------ Source records ------

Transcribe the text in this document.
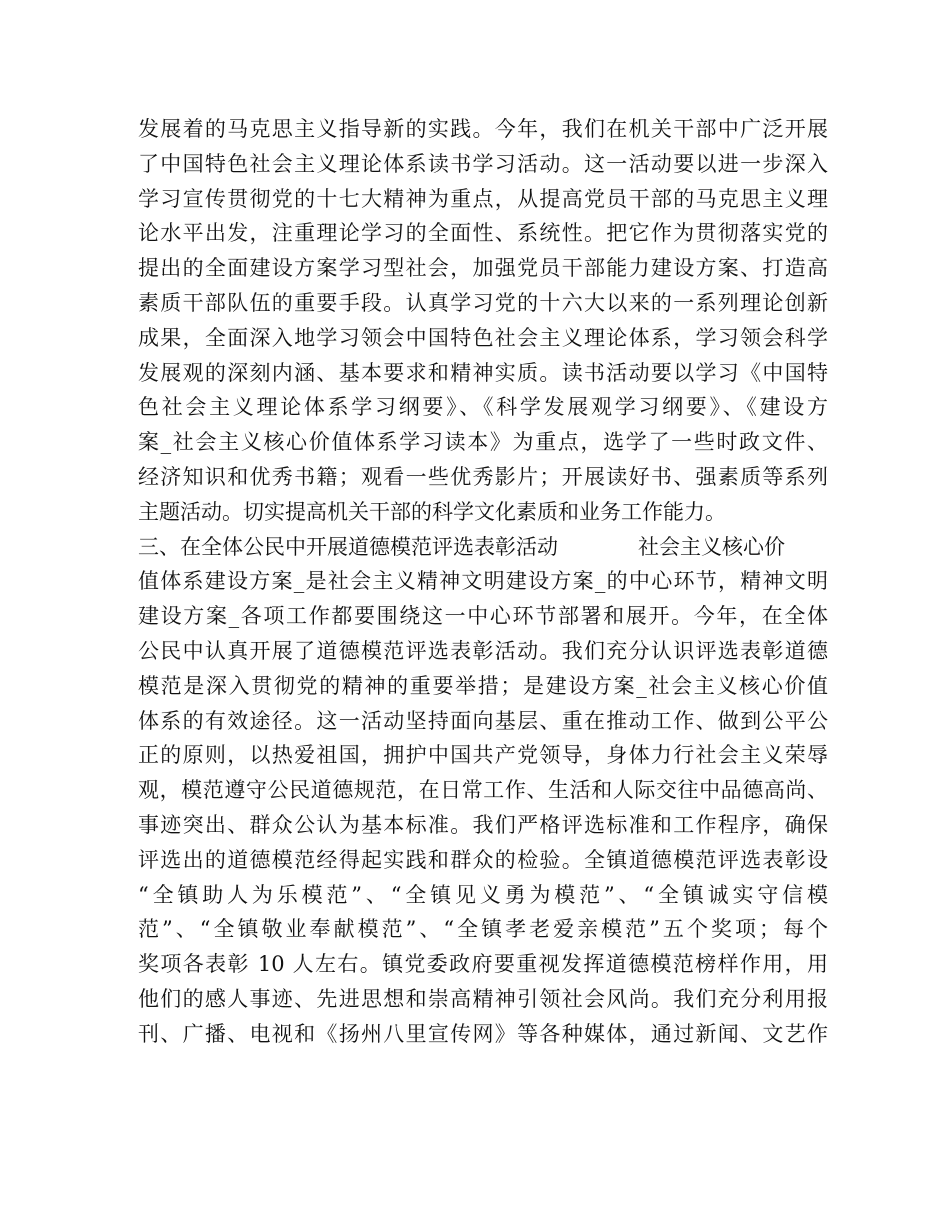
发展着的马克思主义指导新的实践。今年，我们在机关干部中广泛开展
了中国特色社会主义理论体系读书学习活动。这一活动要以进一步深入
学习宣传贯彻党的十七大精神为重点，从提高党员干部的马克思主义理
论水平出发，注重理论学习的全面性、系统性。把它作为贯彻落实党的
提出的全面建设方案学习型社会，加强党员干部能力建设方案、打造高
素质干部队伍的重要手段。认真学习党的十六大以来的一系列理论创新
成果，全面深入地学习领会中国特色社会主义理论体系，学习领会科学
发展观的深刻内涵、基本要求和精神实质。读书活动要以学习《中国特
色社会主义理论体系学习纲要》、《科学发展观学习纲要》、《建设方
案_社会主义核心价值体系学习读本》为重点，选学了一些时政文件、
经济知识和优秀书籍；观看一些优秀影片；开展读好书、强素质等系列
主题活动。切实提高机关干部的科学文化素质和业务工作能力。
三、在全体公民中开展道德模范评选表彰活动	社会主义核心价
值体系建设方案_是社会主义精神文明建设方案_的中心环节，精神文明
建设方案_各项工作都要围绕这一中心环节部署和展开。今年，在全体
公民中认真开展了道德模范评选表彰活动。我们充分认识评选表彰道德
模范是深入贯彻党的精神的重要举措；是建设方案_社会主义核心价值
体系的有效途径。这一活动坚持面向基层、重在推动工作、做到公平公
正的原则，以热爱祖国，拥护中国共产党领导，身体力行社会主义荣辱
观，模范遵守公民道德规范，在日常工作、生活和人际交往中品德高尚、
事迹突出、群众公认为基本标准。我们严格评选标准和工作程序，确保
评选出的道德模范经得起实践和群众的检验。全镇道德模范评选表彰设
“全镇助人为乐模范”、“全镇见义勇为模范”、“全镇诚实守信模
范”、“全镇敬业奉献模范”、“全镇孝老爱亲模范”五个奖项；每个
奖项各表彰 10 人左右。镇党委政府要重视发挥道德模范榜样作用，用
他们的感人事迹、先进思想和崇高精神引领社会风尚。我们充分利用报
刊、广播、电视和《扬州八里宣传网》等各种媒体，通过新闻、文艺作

------
------ Source records ------

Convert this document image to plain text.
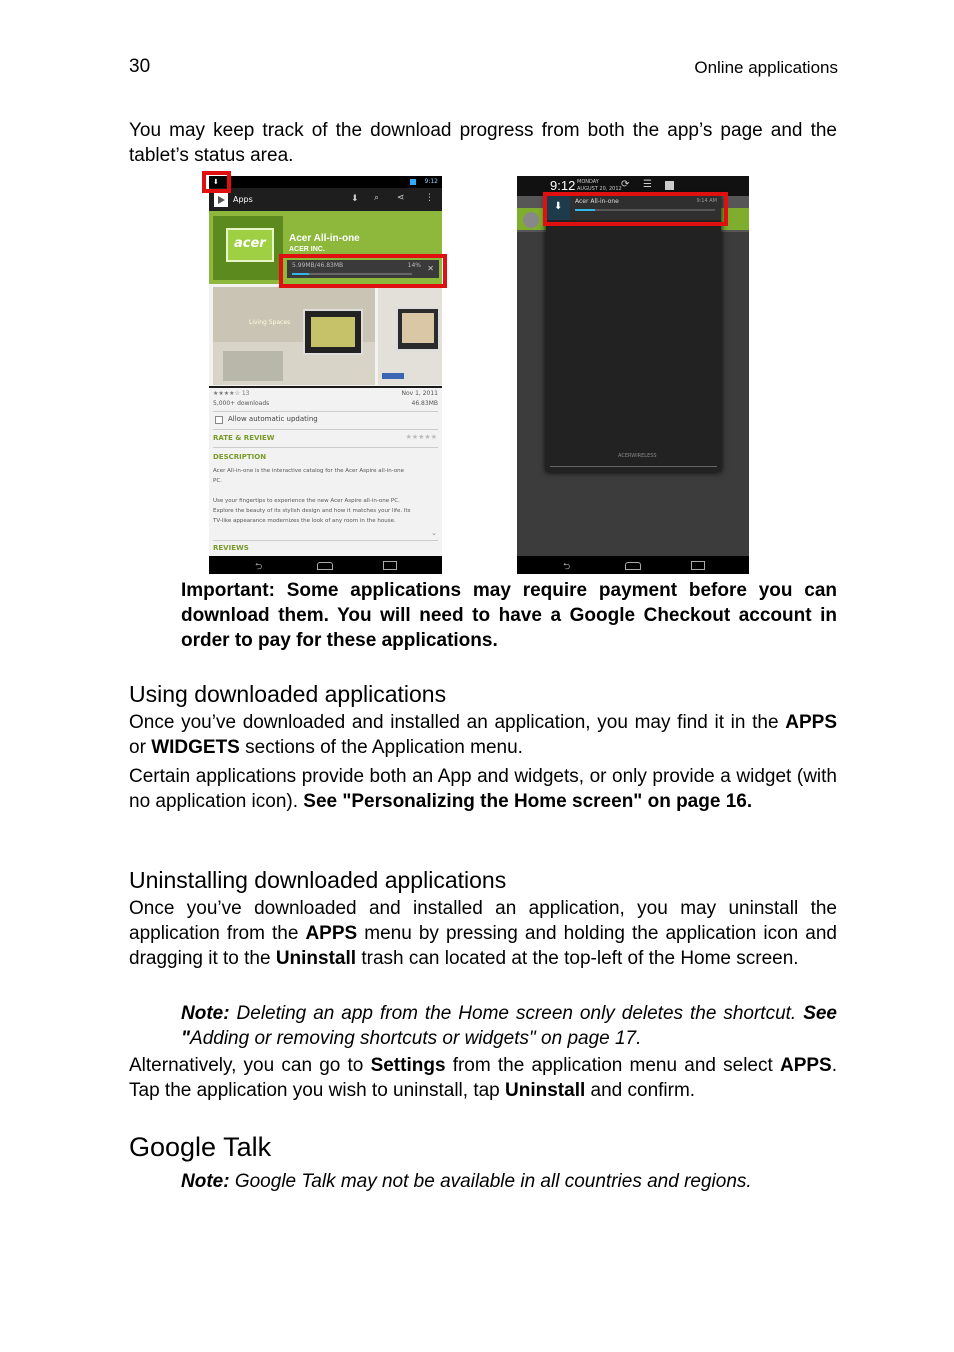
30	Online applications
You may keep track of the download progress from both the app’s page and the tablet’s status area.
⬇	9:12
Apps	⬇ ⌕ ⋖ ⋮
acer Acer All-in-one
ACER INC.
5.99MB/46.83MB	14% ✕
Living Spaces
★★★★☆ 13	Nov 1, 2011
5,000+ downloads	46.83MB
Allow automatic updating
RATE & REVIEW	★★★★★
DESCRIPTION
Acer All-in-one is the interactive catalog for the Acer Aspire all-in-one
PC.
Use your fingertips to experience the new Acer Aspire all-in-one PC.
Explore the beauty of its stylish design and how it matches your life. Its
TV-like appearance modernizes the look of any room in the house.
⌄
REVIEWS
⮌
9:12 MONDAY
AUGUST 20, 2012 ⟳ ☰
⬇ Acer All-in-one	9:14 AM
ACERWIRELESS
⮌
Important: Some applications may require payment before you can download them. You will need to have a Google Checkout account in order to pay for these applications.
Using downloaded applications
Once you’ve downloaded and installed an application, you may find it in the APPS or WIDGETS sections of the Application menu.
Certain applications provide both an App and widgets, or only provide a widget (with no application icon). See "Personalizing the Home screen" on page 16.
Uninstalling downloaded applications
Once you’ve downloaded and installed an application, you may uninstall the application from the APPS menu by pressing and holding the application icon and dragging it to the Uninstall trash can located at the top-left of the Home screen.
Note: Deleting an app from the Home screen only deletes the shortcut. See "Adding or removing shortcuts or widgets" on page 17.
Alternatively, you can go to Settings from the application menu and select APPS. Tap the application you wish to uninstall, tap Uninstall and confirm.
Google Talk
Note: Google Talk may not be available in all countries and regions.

------

Show, from the material above, each line that includes the string "Talk".

The result
Google Talk
Note: Google Talk may not be available in all countries and regions.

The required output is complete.